SHORT PROBLEM
The lines to transcribe begin with the one containing "Transcribe this image's" and end with the last line below; reproduce them exactly, without the pictures.

Stored data entries
====

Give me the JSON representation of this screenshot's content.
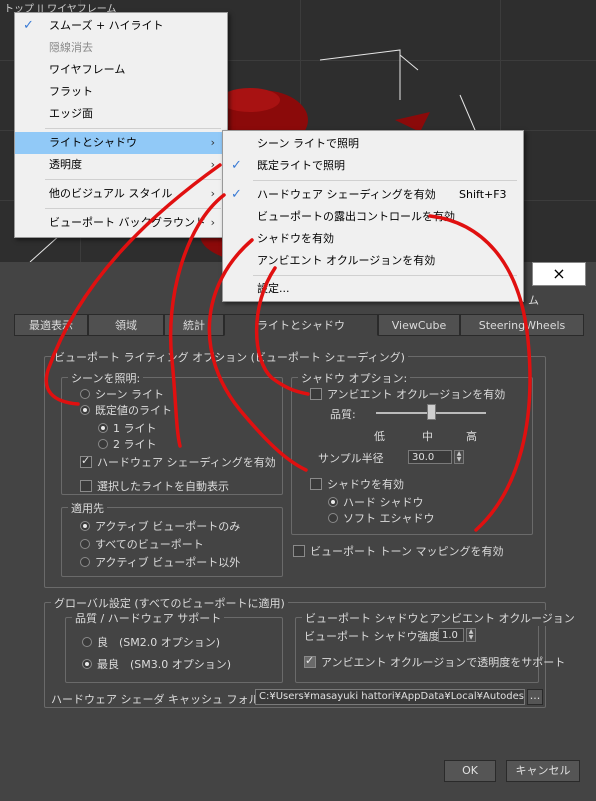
{
  "viewport": {
    "label": "トップ || ワイヤフレーム",
    "teapot_color": "#8b0a0a"
  },
  "view_menu": {
    "items": [
      {
        "label": "スムーズ + ハイライト",
        "checked": true
      },
      {
        "label": "隠線消去",
        "disabled": true
      },
      {
        "label": "ワイヤフレーム"
      },
      {
        "label": "フラット"
      },
      {
        "label": "エッジ面"
      },
      {
        "label": "ライトとシャドウ",
        "submenu": true,
        "highlighted": true
      },
      {
        "label": "透明度",
        "submenu": true
      },
      {
        "label": "他のビジュアル スタイル",
        "submenu": true
      },
      {
        "label": "ビューポート バックグラウンド",
        "submenu": true
      }
    ]
  },
  "lights_submenu": {
    "items": [
      {
        "label": "シーン ライトで照明"
      },
      {
        "label": "既定ライトで照明",
        "checked": true
      },
      {
        "label": "ハードウェア シェーディングを有効",
        "checked": true,
        "shortcut": "Shift+F3"
      },
      {
        "label": "ビューポートの露出コントロールを有効"
      },
      {
        "label": "シャドウを有効"
      },
      {
        "label": "アンビエント オクルージョンを有効"
      },
      {
        "label": "設定..."
      }
    ]
  },
  "dialog": {
    "close_icon": "×",
    "partial_title": "ム",
    "tabs": [
      "最適表示",
      "領域",
      "統計",
      "ライトとシャドウ",
      "ViewCube",
      "SteeringWheels"
    ],
    "active_tab": "ライトとシャドウ",
    "section_title": "ビューポート ライティング オプション (ビューポート シェーディング)",
    "scene_lighting": {
      "title": "シーンを照明:",
      "scene_lights": "シーン ライト",
      "default_lights": "既定値のライト",
      "one_light": "1 ライト",
      "two_lights": "2 ライト",
      "hw_shading": "ハードウェア シェーディングを有効",
      "auto_display": "選択したライトを自動表示"
    },
    "apply_to": {
      "title": "適用先",
      "active_only": "アクティブ ビューポートのみ",
      "all": "すべてのビューポート",
      "except_active": "アクティブ ビューポート以外"
    },
    "shadow_options": {
      "title": "シャドウ オプション:",
      "ao_enable": "アンビエント オクルージョンを有効",
      "quality_label": "品質:",
      "quality_low": "低",
      "quality_mid": "中",
      "quality_high": "高",
      "quality_level": 0.5,
      "sample_radius_label": "サンプル半径",
      "sample_radius_value": "30.0",
      "shadow_enable": "シャドウを有効",
      "hard_shadow": "ハード シャドウ",
      "soft_shadow": "ソフト エシャドウ"
    },
    "tone_mapping": "ビューポート トーン マッピングを有効",
    "global": {
      "title": "グローバル設定 (すべてのビューポートに適用)",
      "quality_title": "品質 / ハードウェア サポート",
      "good": "良　(SM2.0 オプション)",
      "best": "最良　(SM3.0 オプション)",
      "shadow_ao_title": "ビューポート シャドウとアンビエント オクルージョン",
      "shadow_intensity_label": "ビューポート シャドウ強度",
      "shadow_intensity_value": "1.0",
      "ao_transparency": "アンビエント オクルージョンで透明度をサポート",
      "cache_folder_label": "ハードウェア シェーダ キャッシュ フォルダ:",
      "cache_folder_path": "C:¥Users¥masayuki hattori¥AppData¥Local¥Autodes",
      "browse_label": "..."
    },
    "ok_label": "OK",
    "cancel_label": "キャンセル"
  },
  "annotation_color": "#e01010"
}
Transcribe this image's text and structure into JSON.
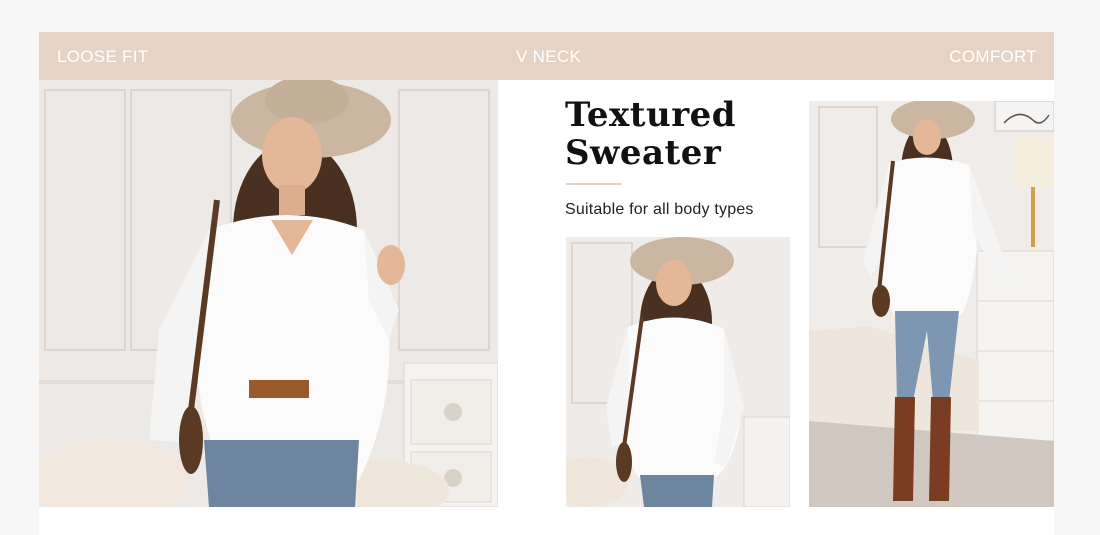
{
  "features": [
    "LOOSE FIT",
    "V NECK",
    "COMFORT"
  ],
  "product": {
    "title_line1": "Textured",
    "title_line2": "Sweater",
    "subtitle": "Suitable for all body types"
  },
  "colors": {
    "banner": "#e5d3c5",
    "page_background": "#f7f7f7",
    "card": "#ffffff",
    "title_text": "#111111"
  }
}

====

REPLY
Transcribe this image's text and structure into JSON.
{
  "features": [
    "LOOSE FIT",
    "V NECK",
    "COMFORT"
  ],
  "product": {
    "title_line1": "Textured",
    "title_line2": "Sweater",
    "subtitle": "Suitable for all body types"
  },
  "colors": {
    "banner": "#e5d3c5",
    "page_background": "#f7f7f7",
    "card": "#ffffff",
    "title_text": "#111111"
  }
}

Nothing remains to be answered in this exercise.